Data entries:
================================
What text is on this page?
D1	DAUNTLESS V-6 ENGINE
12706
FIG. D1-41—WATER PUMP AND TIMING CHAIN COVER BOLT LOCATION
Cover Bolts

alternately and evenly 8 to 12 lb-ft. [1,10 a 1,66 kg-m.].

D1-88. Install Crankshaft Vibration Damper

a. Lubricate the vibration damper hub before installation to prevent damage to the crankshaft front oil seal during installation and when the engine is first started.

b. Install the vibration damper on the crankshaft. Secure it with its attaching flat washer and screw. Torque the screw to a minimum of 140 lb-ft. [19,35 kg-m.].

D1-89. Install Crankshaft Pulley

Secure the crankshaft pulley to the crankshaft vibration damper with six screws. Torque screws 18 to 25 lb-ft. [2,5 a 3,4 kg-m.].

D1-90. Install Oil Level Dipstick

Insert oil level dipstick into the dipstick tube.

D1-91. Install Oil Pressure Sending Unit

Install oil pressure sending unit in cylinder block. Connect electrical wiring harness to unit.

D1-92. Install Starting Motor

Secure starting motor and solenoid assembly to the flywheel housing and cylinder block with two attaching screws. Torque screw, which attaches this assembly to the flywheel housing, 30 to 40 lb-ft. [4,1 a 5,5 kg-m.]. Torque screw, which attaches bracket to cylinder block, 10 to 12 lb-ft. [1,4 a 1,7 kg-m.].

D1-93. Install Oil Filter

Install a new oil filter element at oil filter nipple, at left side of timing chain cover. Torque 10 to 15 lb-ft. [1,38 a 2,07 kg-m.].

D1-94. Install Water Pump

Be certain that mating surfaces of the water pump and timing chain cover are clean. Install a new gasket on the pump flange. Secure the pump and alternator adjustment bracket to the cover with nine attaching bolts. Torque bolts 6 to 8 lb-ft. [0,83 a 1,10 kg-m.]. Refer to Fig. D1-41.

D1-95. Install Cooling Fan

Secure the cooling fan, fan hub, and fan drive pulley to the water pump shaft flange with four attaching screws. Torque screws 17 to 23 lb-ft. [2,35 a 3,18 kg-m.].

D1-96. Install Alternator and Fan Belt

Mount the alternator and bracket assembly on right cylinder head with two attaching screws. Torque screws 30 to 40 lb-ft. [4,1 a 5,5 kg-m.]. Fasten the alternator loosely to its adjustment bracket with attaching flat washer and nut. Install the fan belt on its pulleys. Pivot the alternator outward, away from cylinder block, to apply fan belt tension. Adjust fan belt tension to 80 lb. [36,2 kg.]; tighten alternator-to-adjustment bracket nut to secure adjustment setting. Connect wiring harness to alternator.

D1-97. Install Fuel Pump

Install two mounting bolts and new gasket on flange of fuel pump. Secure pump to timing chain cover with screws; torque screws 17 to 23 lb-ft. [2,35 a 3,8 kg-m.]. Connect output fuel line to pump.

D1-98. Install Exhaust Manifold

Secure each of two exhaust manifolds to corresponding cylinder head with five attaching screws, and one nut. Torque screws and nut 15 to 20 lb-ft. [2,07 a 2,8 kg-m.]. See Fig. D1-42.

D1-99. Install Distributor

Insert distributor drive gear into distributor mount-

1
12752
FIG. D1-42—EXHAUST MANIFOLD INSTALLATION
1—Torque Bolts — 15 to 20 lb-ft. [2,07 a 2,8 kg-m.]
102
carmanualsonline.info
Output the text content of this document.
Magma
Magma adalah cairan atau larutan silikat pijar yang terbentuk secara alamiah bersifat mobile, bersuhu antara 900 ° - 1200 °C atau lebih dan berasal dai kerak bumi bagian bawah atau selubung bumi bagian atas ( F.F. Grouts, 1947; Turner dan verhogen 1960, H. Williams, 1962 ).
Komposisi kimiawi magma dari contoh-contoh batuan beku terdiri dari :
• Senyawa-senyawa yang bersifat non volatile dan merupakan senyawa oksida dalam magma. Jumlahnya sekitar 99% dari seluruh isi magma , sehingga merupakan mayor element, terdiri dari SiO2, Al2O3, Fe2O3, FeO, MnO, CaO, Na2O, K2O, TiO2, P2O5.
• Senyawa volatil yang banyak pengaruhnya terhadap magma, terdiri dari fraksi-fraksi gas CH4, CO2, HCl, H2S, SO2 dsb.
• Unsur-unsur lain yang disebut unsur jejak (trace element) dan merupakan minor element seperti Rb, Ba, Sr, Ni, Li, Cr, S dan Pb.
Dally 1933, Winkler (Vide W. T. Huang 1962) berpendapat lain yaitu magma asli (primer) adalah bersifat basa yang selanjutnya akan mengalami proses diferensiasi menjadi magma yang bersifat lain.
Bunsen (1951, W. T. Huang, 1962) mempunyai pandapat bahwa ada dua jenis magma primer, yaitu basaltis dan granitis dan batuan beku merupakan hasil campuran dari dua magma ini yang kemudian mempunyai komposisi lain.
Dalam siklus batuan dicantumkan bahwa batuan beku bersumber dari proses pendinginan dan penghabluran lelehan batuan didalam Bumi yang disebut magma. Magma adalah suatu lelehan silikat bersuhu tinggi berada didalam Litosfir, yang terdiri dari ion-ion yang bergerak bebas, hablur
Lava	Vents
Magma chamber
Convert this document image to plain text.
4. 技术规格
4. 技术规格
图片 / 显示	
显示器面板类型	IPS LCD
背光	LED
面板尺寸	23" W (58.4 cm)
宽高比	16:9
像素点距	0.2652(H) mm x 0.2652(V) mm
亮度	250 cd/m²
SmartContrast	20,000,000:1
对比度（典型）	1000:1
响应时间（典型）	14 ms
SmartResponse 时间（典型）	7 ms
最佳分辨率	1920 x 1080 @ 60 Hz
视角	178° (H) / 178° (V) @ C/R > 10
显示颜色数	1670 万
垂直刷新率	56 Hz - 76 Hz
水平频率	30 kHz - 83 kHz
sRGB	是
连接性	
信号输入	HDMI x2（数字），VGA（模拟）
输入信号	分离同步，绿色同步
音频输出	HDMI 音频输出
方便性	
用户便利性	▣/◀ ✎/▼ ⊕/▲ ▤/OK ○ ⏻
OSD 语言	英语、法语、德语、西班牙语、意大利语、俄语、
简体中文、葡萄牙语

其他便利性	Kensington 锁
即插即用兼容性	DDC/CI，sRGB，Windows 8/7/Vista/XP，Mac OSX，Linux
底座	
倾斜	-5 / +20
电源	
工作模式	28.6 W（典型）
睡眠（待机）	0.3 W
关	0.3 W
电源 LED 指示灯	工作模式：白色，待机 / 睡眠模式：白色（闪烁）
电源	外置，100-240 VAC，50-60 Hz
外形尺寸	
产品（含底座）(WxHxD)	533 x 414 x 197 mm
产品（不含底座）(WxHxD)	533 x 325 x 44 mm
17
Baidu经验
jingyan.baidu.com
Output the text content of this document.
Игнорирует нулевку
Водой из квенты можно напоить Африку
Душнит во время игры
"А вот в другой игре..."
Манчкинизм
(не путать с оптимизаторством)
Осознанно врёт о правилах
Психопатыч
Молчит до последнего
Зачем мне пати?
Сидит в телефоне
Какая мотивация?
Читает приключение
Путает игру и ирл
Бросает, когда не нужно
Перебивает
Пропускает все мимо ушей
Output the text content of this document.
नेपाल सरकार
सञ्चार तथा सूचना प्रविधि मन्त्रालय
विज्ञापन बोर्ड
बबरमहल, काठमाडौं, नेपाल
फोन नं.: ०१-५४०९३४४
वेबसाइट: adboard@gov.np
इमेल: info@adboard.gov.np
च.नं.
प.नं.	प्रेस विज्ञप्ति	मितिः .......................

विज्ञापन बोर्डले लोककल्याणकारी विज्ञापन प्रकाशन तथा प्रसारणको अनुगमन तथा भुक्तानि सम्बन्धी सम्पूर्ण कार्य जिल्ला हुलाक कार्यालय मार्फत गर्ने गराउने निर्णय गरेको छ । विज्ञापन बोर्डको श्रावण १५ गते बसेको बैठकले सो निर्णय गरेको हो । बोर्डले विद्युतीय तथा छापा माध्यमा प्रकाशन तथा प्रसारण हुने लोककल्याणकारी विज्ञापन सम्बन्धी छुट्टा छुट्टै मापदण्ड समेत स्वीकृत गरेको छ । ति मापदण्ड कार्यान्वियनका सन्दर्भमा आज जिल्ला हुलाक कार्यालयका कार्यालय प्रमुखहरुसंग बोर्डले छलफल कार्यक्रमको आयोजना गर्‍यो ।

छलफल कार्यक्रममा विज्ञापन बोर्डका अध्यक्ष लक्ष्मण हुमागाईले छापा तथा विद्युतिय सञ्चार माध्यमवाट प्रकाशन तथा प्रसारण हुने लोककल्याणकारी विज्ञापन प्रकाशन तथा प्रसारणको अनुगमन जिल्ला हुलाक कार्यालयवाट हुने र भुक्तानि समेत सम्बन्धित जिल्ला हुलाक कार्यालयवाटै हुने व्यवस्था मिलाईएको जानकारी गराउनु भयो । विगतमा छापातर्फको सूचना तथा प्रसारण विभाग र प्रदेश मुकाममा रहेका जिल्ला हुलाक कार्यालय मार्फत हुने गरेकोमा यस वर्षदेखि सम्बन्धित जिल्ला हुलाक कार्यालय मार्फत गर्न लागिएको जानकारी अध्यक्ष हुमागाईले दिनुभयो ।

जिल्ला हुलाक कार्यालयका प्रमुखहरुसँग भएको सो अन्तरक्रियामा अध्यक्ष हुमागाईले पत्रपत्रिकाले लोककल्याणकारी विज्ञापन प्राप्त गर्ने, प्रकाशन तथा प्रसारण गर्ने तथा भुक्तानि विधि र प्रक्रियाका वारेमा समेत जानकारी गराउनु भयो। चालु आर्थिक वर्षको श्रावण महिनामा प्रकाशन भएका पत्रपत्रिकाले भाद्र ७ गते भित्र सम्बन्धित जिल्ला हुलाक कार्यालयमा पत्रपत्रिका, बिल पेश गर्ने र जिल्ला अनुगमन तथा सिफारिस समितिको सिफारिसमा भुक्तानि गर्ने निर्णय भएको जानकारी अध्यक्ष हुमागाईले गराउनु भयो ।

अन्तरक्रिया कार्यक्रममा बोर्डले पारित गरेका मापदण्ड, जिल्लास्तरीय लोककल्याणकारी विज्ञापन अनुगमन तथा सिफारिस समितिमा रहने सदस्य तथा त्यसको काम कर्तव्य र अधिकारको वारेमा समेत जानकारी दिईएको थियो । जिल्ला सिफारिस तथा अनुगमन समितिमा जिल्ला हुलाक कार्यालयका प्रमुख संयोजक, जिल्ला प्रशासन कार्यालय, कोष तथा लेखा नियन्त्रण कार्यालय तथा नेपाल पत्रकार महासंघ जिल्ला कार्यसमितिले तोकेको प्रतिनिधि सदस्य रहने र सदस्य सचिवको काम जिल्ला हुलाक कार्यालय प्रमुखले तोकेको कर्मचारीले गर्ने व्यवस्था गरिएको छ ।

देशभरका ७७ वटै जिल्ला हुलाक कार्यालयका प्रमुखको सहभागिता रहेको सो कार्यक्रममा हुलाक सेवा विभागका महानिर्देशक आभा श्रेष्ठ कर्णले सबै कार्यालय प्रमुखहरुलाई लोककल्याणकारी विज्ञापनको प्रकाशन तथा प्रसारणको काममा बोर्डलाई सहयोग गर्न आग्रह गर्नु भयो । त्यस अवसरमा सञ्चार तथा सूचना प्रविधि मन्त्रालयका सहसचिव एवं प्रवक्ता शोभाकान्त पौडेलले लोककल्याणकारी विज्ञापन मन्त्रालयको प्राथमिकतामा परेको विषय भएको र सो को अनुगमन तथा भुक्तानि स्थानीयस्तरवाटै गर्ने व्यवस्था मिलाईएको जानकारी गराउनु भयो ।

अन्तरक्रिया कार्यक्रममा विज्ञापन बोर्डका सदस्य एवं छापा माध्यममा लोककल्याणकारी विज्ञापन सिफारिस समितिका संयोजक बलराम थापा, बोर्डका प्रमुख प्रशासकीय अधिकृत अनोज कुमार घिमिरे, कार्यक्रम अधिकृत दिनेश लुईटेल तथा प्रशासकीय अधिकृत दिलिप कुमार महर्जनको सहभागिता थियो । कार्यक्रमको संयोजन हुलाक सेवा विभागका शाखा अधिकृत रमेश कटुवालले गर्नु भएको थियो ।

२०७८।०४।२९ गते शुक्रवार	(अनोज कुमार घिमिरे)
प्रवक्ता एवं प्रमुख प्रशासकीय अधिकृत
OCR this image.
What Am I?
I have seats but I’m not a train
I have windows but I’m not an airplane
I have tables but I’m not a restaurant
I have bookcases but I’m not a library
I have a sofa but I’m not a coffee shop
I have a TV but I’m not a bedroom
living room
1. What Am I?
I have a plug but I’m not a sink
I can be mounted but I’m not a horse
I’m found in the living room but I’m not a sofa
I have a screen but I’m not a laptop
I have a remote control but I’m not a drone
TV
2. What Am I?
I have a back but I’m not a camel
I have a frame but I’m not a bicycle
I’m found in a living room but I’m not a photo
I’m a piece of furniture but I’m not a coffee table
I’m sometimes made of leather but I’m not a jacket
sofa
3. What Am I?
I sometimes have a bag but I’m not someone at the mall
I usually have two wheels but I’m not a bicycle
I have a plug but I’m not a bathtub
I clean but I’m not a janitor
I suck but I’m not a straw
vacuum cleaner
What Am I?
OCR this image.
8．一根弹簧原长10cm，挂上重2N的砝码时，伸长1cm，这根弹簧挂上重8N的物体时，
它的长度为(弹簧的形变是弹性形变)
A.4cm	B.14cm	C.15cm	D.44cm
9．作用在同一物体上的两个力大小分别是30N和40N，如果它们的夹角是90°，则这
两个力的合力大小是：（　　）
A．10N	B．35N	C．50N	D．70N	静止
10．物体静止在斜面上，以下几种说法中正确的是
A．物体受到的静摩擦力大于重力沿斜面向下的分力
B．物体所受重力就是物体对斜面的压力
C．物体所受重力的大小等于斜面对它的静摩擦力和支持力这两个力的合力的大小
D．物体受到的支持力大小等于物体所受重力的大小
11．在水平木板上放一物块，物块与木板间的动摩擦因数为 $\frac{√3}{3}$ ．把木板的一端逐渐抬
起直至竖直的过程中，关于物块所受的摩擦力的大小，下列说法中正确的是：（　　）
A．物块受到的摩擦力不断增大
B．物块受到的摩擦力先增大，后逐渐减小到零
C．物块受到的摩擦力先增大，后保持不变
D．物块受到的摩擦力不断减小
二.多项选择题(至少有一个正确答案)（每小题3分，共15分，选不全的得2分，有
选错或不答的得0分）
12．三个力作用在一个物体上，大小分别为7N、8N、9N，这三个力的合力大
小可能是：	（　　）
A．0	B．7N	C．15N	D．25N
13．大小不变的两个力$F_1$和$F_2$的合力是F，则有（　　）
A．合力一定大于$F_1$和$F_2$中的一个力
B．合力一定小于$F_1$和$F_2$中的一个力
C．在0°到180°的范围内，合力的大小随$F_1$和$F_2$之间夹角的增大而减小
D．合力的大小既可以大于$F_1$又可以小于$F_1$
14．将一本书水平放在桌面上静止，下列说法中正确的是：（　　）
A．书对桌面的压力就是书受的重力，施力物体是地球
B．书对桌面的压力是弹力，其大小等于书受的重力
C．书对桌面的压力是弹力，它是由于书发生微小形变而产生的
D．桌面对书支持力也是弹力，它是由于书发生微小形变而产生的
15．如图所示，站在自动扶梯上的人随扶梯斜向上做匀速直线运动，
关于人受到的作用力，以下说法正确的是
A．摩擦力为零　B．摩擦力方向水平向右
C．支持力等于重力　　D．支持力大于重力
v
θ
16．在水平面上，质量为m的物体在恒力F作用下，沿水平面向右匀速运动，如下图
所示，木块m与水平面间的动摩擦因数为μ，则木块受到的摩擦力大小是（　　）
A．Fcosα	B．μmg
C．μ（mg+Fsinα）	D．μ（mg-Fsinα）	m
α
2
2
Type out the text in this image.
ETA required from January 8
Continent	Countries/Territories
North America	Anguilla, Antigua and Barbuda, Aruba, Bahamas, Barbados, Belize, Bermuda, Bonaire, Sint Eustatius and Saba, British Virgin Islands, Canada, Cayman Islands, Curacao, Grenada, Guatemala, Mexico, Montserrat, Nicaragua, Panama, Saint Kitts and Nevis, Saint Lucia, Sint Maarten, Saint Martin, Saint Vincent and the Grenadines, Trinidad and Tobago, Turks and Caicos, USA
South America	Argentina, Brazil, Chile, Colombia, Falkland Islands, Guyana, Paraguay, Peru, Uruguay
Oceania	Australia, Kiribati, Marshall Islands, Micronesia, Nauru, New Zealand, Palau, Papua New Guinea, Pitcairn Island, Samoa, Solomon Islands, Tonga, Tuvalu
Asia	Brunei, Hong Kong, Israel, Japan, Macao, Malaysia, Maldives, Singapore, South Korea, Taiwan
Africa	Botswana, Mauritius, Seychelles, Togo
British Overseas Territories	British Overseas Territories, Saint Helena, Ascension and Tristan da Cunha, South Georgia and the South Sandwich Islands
================================
Work required:
Where a line of the material above holds the string "下列说法中正确的是", copy that line.

Response below:
起直至竖直的过程中，关于物块所受的摩擦力的大小，下列说法中正确的是：（　　）
14．将一本书水平放在桌面上静止，下列说法中正确的是：（　　）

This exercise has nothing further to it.